§ Stated exercise
Say the number of lines containing the string "Modell", and say nothing else.

§ Material for the task
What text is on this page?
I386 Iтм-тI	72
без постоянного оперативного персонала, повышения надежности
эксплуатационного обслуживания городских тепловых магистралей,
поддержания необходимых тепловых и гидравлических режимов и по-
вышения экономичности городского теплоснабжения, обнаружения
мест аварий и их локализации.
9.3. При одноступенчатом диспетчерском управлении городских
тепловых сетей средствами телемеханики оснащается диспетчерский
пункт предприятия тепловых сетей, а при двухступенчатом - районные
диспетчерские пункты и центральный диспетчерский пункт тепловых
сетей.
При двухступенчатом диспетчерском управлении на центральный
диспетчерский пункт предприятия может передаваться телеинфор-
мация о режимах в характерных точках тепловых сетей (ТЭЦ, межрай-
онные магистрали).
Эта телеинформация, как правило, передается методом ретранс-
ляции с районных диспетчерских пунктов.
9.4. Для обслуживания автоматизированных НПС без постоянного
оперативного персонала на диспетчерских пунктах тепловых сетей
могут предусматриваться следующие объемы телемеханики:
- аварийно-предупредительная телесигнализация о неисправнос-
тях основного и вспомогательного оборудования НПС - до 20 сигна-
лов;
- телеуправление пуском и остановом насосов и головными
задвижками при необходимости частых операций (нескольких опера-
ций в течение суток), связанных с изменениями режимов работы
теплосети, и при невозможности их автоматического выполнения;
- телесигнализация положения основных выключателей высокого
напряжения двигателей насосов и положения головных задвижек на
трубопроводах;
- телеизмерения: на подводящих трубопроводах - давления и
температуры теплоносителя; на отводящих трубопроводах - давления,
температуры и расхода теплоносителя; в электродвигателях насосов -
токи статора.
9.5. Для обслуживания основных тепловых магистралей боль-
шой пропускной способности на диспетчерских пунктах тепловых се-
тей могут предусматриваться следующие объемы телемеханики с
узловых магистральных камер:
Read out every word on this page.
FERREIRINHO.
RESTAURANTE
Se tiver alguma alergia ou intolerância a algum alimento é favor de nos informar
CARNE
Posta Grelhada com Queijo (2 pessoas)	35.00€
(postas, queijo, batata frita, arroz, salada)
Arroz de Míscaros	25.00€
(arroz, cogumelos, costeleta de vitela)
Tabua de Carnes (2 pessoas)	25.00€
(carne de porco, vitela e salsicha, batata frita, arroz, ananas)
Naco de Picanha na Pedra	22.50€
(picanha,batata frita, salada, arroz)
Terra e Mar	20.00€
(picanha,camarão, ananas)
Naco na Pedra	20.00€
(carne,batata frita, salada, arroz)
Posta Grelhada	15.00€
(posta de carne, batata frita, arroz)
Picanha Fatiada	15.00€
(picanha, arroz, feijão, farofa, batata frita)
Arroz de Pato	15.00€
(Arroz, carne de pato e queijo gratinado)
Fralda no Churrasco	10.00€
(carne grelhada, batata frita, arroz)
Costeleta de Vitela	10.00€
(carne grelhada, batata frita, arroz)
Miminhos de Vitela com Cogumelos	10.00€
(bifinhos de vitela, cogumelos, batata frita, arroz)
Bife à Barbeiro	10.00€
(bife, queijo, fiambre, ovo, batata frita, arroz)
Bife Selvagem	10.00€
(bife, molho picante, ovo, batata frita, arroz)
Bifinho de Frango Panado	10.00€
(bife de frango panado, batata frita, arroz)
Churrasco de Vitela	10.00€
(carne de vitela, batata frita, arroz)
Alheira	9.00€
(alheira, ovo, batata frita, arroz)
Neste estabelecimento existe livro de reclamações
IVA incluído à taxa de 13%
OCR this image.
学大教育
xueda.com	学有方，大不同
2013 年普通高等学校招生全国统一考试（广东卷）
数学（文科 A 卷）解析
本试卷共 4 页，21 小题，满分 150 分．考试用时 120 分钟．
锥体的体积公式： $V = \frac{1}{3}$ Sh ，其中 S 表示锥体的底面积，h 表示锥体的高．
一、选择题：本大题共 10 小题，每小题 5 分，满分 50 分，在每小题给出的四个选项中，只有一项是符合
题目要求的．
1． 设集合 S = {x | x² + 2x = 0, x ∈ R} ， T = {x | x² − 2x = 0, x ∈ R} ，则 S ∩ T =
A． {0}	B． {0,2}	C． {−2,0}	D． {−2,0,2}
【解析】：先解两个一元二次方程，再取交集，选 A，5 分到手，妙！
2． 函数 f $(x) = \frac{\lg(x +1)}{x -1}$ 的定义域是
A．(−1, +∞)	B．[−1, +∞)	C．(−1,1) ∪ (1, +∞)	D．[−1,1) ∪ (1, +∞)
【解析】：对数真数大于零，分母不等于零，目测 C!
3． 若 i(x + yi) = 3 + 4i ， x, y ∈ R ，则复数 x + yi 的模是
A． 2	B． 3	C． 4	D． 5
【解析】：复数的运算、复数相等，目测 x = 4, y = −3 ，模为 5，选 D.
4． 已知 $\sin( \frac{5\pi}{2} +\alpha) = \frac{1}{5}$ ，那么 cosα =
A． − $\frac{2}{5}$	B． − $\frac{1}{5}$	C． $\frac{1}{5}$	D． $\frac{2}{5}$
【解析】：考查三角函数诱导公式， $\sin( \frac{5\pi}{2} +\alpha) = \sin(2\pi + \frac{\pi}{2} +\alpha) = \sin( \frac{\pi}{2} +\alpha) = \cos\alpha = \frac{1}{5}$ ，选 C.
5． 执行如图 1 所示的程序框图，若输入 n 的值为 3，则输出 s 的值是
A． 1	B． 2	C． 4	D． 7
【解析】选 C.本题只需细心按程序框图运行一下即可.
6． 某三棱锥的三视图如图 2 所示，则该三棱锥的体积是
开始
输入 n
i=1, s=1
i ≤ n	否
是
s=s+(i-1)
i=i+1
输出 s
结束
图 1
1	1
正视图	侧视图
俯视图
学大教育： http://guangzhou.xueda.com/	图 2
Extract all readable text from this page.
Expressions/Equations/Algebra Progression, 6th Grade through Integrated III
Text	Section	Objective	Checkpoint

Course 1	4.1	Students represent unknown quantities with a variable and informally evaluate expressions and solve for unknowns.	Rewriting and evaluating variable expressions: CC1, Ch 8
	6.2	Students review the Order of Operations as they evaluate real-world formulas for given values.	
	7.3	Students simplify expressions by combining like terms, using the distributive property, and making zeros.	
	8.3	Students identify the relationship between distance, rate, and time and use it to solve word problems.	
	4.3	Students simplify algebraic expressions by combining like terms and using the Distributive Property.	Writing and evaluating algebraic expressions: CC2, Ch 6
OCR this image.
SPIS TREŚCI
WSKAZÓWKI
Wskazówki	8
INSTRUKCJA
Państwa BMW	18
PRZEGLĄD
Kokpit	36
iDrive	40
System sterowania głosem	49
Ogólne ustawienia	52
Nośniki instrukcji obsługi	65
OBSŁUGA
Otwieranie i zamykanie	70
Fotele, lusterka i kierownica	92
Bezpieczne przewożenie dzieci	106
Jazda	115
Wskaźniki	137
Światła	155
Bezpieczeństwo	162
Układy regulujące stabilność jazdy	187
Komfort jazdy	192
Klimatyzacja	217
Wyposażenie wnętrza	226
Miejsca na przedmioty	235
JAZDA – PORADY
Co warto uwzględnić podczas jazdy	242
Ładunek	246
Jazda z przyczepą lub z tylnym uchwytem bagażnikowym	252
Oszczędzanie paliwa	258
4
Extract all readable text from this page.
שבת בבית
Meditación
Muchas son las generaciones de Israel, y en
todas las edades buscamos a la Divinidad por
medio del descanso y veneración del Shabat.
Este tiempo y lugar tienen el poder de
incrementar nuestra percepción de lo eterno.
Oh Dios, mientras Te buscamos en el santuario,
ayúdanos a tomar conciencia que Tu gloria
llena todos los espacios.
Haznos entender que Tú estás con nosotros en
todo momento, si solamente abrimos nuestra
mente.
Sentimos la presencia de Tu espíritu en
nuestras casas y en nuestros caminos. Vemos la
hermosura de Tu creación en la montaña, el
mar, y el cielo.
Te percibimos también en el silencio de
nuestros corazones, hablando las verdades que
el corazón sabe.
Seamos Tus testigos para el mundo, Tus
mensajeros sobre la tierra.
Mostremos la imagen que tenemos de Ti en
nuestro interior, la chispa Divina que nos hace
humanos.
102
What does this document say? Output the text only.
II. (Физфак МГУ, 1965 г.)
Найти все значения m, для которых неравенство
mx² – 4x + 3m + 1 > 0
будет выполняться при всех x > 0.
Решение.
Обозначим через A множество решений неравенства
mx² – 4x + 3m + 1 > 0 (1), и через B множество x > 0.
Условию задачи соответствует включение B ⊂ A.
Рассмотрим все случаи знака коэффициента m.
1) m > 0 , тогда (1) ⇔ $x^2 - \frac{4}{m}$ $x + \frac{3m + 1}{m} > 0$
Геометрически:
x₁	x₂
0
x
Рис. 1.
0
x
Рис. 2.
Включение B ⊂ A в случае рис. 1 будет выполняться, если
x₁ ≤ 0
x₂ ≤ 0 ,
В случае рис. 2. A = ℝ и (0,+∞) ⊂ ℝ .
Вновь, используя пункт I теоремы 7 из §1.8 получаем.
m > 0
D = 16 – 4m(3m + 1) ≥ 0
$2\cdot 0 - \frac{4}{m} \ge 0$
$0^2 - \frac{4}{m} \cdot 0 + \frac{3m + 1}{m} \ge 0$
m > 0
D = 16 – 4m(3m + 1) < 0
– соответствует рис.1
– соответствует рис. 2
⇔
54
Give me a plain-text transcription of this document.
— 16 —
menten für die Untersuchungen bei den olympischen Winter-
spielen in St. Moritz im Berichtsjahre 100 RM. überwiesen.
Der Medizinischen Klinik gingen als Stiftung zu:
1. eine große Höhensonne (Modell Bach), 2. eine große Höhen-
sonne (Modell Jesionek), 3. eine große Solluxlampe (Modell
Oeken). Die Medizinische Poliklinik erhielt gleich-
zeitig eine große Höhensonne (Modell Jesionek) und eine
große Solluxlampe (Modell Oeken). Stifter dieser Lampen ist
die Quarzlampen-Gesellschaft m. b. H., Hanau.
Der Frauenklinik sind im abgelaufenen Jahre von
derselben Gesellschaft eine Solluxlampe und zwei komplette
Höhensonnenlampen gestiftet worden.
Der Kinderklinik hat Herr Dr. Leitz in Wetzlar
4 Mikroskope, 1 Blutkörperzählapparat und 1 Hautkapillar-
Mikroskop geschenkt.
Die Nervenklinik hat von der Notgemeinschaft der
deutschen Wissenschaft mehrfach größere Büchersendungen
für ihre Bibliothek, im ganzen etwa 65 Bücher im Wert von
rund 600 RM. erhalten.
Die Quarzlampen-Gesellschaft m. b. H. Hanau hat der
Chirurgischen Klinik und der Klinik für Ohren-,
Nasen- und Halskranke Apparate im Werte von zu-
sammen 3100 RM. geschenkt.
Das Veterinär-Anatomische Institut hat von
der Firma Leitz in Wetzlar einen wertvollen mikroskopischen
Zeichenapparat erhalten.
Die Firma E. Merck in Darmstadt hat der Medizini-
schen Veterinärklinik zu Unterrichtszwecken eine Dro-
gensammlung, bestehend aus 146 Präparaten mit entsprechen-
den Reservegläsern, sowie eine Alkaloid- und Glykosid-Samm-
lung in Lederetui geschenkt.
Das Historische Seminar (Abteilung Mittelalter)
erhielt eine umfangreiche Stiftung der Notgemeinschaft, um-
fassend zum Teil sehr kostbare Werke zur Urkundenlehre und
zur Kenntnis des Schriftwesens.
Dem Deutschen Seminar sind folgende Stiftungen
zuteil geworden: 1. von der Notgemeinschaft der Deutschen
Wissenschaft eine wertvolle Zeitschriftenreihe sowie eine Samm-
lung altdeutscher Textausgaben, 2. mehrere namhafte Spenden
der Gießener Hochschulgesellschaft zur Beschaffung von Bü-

§ The result
4